▶ _WHAT TO DO_: From the material below, list every line containing "Energy".

▶ _Data items_:
=-=-=-=-=
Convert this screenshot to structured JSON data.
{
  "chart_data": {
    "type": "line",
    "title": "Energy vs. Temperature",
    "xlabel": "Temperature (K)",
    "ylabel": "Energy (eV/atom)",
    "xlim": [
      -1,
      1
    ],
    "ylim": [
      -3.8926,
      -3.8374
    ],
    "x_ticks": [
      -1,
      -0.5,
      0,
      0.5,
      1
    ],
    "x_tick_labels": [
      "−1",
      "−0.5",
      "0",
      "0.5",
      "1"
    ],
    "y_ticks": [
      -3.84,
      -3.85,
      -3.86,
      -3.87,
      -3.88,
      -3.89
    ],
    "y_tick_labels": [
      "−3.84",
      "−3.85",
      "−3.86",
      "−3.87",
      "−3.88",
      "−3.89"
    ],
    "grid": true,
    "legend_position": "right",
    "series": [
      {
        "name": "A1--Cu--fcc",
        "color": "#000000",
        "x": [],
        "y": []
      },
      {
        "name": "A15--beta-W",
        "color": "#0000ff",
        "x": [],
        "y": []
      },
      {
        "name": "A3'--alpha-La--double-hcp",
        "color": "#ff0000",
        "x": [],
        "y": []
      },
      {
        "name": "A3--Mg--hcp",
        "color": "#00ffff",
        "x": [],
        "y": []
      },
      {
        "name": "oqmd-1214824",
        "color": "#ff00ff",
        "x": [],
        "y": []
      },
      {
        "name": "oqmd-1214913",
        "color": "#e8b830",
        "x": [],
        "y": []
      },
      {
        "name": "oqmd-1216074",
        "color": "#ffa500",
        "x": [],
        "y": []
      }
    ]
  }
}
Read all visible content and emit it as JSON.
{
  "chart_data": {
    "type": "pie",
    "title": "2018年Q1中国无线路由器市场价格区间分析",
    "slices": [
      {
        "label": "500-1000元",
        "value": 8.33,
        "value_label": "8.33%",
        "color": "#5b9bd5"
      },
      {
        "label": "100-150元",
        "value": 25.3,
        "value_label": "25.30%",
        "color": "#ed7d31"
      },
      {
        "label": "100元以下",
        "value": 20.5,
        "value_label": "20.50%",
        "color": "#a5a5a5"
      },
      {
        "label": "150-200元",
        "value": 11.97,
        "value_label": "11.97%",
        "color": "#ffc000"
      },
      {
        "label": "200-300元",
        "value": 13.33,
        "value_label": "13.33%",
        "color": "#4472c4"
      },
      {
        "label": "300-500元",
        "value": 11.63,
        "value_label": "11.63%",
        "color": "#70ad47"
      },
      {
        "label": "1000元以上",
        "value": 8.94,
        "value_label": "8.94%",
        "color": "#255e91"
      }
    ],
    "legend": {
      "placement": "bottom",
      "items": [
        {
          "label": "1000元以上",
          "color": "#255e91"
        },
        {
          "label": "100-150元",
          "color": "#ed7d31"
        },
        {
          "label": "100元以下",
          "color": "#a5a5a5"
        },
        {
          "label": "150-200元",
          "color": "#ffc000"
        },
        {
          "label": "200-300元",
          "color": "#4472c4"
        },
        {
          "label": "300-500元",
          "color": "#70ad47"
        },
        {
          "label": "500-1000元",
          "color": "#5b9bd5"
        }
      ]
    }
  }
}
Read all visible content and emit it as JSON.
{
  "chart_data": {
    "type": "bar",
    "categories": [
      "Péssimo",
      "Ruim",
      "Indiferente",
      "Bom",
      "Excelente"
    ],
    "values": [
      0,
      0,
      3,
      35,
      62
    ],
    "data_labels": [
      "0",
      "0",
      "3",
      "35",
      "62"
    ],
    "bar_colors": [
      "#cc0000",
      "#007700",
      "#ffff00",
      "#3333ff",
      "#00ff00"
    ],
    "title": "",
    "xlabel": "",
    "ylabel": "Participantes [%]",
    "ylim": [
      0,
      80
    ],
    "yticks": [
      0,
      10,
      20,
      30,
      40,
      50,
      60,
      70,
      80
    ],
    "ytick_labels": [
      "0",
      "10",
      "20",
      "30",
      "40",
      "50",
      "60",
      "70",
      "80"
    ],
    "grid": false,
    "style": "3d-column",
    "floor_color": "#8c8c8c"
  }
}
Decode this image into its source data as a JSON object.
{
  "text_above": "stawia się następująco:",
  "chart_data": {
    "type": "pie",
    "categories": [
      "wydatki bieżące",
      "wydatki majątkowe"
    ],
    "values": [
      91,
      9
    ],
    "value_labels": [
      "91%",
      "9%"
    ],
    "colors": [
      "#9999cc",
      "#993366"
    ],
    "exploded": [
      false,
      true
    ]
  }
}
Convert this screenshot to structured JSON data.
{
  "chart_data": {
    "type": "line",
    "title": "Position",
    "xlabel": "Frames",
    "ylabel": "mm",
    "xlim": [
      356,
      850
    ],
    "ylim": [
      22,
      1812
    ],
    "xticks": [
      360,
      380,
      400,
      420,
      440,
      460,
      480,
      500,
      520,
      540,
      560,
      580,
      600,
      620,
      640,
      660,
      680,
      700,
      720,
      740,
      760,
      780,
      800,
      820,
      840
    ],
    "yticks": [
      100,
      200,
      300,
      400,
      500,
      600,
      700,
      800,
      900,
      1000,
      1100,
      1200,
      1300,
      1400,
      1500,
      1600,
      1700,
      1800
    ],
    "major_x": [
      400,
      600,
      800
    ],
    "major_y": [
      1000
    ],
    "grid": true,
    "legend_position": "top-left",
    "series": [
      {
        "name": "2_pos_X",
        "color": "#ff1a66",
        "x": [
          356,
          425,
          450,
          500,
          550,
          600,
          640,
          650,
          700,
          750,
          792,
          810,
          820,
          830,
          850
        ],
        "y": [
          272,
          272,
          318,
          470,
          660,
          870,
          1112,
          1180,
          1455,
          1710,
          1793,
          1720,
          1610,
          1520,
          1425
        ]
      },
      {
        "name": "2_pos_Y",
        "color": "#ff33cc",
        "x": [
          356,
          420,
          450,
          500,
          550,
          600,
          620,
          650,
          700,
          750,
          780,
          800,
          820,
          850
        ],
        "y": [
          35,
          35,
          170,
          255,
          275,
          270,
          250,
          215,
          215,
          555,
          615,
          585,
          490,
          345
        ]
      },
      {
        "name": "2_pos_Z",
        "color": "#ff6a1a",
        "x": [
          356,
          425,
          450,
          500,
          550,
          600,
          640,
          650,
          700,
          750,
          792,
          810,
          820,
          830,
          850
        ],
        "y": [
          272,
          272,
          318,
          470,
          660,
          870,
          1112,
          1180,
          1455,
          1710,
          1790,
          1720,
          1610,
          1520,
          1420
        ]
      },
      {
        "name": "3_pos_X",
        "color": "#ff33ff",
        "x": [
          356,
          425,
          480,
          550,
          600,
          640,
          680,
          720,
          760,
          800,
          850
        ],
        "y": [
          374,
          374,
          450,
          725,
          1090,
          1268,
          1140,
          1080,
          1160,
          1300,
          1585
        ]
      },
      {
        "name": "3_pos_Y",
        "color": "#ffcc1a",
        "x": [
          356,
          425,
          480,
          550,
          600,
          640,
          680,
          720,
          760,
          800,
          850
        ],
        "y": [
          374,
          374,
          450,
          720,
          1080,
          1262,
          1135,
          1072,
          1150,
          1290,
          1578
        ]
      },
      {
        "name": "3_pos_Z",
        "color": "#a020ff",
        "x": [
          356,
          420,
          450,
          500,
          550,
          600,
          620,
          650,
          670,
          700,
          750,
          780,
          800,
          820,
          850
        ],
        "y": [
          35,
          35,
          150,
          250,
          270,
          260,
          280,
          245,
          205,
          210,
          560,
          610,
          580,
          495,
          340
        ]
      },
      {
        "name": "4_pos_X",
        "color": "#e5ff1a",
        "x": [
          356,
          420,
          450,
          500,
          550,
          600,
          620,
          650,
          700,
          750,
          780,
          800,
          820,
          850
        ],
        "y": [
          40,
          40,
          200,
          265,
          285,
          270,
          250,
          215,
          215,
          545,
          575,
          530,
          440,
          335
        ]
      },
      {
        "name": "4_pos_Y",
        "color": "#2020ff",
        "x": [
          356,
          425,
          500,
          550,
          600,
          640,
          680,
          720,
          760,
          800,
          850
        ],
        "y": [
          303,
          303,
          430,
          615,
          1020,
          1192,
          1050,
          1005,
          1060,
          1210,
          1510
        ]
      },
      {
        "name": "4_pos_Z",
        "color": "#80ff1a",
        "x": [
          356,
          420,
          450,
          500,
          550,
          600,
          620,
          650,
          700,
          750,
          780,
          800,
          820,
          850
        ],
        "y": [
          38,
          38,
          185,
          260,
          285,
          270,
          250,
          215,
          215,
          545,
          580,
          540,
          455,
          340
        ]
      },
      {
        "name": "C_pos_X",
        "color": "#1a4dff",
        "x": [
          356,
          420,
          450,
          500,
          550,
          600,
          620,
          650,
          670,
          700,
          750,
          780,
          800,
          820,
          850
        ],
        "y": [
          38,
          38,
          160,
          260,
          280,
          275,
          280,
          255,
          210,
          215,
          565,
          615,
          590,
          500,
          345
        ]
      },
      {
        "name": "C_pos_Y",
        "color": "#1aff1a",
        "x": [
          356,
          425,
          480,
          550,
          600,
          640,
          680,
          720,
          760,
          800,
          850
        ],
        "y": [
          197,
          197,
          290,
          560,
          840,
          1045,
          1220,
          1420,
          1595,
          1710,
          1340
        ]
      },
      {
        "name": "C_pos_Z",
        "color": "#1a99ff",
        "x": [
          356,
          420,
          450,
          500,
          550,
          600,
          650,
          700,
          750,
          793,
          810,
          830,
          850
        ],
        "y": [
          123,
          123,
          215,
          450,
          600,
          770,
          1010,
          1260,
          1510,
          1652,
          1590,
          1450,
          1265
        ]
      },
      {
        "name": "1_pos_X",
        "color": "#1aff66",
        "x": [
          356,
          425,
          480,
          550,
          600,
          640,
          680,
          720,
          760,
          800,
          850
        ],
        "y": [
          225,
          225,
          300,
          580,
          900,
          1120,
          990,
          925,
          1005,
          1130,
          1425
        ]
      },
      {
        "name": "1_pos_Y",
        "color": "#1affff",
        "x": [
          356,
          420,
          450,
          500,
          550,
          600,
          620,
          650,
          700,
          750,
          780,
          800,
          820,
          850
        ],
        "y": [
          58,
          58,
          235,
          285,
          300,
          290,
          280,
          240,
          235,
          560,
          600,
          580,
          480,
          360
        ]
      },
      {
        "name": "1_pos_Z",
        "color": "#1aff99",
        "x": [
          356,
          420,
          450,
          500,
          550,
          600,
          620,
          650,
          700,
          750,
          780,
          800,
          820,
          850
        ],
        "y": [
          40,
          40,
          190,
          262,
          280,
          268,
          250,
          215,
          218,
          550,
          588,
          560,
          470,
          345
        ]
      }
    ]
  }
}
=-=-=-=-=
▶ _RESULT OF THE EXERCISE_:
    "title": "Energy vs. Temperature",
    "ylabel": "Energy (eV/atom)",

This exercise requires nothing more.